_SET EXERCISE_: Print all of the data exactly as written.

_PROVIDED MATERIAL_:
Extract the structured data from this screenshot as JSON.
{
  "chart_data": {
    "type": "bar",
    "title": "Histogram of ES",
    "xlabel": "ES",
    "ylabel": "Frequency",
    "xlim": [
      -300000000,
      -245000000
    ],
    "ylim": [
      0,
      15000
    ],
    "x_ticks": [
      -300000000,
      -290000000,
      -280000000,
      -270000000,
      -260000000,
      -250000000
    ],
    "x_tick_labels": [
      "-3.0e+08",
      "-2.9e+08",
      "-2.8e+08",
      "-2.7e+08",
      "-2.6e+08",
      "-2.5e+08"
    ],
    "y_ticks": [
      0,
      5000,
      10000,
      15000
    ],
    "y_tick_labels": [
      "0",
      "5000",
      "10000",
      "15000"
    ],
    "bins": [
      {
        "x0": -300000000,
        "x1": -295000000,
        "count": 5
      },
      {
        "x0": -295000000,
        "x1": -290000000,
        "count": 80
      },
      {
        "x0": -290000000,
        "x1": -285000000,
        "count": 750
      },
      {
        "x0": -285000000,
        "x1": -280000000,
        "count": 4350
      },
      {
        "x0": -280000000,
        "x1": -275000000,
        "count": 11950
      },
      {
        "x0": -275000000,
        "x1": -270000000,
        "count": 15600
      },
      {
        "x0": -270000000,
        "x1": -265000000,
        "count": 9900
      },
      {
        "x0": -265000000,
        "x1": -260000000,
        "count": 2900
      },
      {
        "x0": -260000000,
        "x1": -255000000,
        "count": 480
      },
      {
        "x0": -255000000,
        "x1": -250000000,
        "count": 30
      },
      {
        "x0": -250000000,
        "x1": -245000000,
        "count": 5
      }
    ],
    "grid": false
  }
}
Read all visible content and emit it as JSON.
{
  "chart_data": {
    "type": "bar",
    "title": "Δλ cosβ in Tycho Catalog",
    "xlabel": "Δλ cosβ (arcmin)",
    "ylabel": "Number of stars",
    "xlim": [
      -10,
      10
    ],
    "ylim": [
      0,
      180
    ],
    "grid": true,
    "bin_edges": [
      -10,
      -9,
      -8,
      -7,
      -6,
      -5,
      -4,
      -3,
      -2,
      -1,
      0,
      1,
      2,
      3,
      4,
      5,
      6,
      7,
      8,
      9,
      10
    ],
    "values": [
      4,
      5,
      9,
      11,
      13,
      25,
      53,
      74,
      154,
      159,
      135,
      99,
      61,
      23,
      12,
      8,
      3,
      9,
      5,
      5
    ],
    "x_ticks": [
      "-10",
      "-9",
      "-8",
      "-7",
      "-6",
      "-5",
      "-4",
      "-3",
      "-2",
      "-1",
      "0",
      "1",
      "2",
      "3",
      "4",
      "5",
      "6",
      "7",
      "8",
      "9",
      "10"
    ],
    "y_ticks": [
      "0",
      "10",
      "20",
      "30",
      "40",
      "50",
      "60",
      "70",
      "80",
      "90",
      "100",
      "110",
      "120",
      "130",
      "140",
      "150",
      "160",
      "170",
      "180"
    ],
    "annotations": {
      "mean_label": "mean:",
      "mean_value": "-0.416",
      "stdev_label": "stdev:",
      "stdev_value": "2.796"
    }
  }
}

_THE SOLUTION_:
Extract the structured data from this screenshot as JSON.
{
  "chart_data": {
    "type": "bar",
    "title": "Histogram of ES",
    "xlabel": "ES",
    "ylabel": "Frequency",
    "xlim": [
      -300000000,
      -245000000
    ],
    "ylim": [
      0,
      15000
    ],
    "x_ticks": [
      -300000000,
      -290000000,
      -280000000,
      -270000000,
      -260000000,
      -250000000
    ],
    "x_tick_labels": [
      "-3.0e+08",
      "-2.9e+08",
      "-2.8e+08",
      "-2.7e+08",
      "-2.6e+08",
      "-2.5e+08"
    ],
    "y_ticks": [
      0,
      5000,
      10000,
      15000
    ],
    "y_tick_labels": [
      "0",
      "5000",
      "10000",
      "15000"
    ],
    "bins": [
      {
        "x0": -300000000,
        "x1": -295000000,
        "count": 5
      },
      {
        "x0": -295000000,
        "x1": -290000000,
        "count": 80
      },
      {
        "x0": -290000000,
        "x1": -285000000,
        "count": 750
      },
      {
        "x0": -285000000,
        "x1": -280000000,
        "count": 4350
      },
      {
        "x0": -280000000,
        "x1": -275000000,
        "count": 11950
      },
      {
        "x0": -275000000,
        "x1": -270000000,
        "count": 15600
      },
      {
        "x0": -270000000,
        "x1": -265000000,
        "count": 9900
      },
      {
        "x0": -265000000,
        "x1": -260000000,
        "count": 2900
      },
      {
        "x0": -260000000,
        "x1": -255000000,
        "count": 480
      },
      {
        "x0": -255000000,
        "x1": -250000000,
        "count": 30
      },
      {
        "x0": -250000000,
        "x1": -245000000,
        "count": 5
      }
    ],
    "grid": false
  }
}
Read all visible content and emit it as JSON.
{
  "chart_data": {
    "type": "bar",
    "title": "Δλ cosβ in Tycho Catalog",
    "xlabel": "Δλ cosβ (arcmin)",
    "ylabel": "Number of stars",
    "xlim": [
      -10,
      10
    ],
    "ylim": [
      0,
      180
    ],
    "grid": true,
    "bin_edges": [
      -10,
      -9,
      -8,
      -7,
      -6,
      -5,
      -4,
      -3,
      -2,
      -1,
      0,
      1,
      2,
      3,
      4,
      5,
      6,
      7,
      8,
      9,
      10
    ],
    "values": [
      4,
      5,
      9,
      11,
      13,
      25,
      53,
      74,
      154,
      159,
      135,
      99,
      61,
      23,
      12,
      8,
      3,
      9,
      5,
      5
    ],
    "x_ticks": [
      "-10",
      "-9",
      "-8",
      "-7",
      "-6",
      "-5",
      "-4",
      "-3",
      "-2",
      "-1",
      "0",
      "1",
      "2",
      "3",
      "4",
      "5",
      "6",
      "7",
      "8",
      "9",
      "10"
    ],
    "y_ticks": [
      "0",
      "10",
      "20",
      "30",
      "40",
      "50",
      "60",
      "70",
      "80",
      "90",
      "100",
      "110",
      "120",
      "130",
      "140",
      "150",
      "160",
      "170",
      "180"
    ],
    "annotations": {
      "mean_label": "mean:",
      "mean_value": "-0.416",
      "stdev_label": "stdev:",
      "stdev_value": "2.796"
    }
  }
}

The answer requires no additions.